>> Begin MATERIAL FOR THE TASK

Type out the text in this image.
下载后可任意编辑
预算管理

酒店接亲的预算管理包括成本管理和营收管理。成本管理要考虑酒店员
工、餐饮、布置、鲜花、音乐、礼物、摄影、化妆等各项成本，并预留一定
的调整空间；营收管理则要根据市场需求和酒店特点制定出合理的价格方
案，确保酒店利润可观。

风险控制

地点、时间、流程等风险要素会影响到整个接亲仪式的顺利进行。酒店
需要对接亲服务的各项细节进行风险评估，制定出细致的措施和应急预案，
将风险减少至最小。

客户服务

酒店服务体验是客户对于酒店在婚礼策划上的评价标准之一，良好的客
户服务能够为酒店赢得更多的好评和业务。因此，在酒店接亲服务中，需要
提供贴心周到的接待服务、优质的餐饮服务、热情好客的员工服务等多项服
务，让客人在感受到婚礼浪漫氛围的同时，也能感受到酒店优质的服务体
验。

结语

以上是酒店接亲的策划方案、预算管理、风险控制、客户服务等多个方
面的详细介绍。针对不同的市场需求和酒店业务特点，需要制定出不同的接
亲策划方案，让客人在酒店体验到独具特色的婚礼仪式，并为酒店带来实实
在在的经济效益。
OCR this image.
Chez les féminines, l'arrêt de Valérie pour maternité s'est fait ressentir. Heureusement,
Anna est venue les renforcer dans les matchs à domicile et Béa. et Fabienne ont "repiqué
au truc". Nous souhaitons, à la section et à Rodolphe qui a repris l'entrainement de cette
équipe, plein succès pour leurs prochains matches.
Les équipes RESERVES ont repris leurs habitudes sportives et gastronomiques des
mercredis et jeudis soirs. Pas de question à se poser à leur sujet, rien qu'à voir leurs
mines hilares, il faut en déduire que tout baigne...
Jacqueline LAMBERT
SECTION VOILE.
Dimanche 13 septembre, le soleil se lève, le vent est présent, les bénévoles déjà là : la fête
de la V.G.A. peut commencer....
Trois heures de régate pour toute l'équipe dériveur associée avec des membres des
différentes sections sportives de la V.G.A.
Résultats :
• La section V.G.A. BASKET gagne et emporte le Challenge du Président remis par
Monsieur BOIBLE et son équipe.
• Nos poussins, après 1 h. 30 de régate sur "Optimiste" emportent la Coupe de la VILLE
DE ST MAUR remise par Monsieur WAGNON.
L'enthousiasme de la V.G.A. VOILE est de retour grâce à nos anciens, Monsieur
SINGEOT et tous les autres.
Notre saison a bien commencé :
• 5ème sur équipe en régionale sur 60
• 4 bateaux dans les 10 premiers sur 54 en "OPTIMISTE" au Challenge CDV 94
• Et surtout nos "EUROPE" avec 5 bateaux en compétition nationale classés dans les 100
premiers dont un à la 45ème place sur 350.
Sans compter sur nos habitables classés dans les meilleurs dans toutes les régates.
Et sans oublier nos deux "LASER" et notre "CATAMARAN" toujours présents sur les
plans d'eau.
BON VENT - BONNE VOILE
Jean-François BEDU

>> End MATERIAL FOR THE TASK

TASK OBJECTIVE
Exactly as written, please output every entry.

THE COMPLETED TASK
Type out the text in this image.
下载后可任意编辑
预算管理

酒店接亲的预算管理包括成本管理和营收管理。成本管理要考虑酒店员
工、餐饮、布置、鲜花、音乐、礼物、摄影、化妆等各项成本，并预留一定
的调整空间；营收管理则要根据市场需求和酒店特点制定出合理的价格方
案，确保酒店利润可观。

风险控制

地点、时间、流程等风险要素会影响到整个接亲仪式的顺利进行。酒店
需要对接亲服务的各项细节进行风险评估，制定出细致的措施和应急预案，
将风险减少至最小。

客户服务

酒店服务体验是客户对于酒店在婚礼策划上的评价标准之一，良好的客
户服务能够为酒店赢得更多的好评和业务。因此，在酒店接亲服务中，需要
提供贴心周到的接待服务、优质的餐饮服务、热情好客的员工服务等多项服
务，让客人在感受到婚礼浪漫氛围的同时，也能感受到酒店优质的服务体
验。

结语

以上是酒店接亲的策划方案、预算管理、风险控制、客户服务等多个方
面的详细介绍。针对不同的市场需求和酒店业务特点，需要制定出不同的接
亲策划方案，让客人在酒店体验到独具特色的婚礼仪式，并为酒店带来实实
在在的经济效益。
OCR this image.
Chez les féminines, l'arrêt de Valérie pour maternité s'est fait ressentir. Heureusement,
Anna est venue les renforcer dans les matchs à domicile et Béa. et Fabienne ont "repiqué
au truc". Nous souhaitons, à la section et à Rodolphe qui a repris l'entrainement de cette
équipe, plein succès pour leurs prochains matches.
Les équipes RESERVES ont repris leurs habitudes sportives et gastronomiques des
mercredis et jeudis soirs. Pas de question à se poser à leur sujet, rien qu'à voir leurs
mines hilares, il faut en déduire que tout baigne...
Jacqueline LAMBERT
SECTION VOILE.
Dimanche 13 septembre, le soleil se lève, le vent est présent, les bénévoles déjà là : la fête
de la V.G.A. peut commencer....
Trois heures de régate pour toute l'équipe dériveur associée avec des membres des
différentes sections sportives de la V.G.A.
Résultats :
• La section V.G.A. BASKET gagne et emporte le Challenge du Président remis par
Monsieur BOIBLE et son équipe.
• Nos poussins, après 1 h. 30 de régate sur "Optimiste" emportent la Coupe de la VILLE
DE ST MAUR remise par Monsieur WAGNON.
L'enthousiasme de la V.G.A. VOILE est de retour grâce à nos anciens, Monsieur
SINGEOT et tous les autres.
Notre saison a bien commencé :
• 5ème sur équipe en régionale sur 60
• 4 bateaux dans les 10 premiers sur 54 en "OPTIMISTE" au Challenge CDV 94
• Et surtout nos "EUROPE" avec 5 bateaux en compétition nationale classés dans les 100
premiers dont un à la 45ème place sur 350.
Sans compter sur nos habitables classés dans les meilleurs dans toutes les régates.
Et sans oublier nos deux "LASER" et notre "CATAMARAN" toujours présents sur les
plans d'eau.
BON VENT - BONNE VOILE
Jean-François BEDU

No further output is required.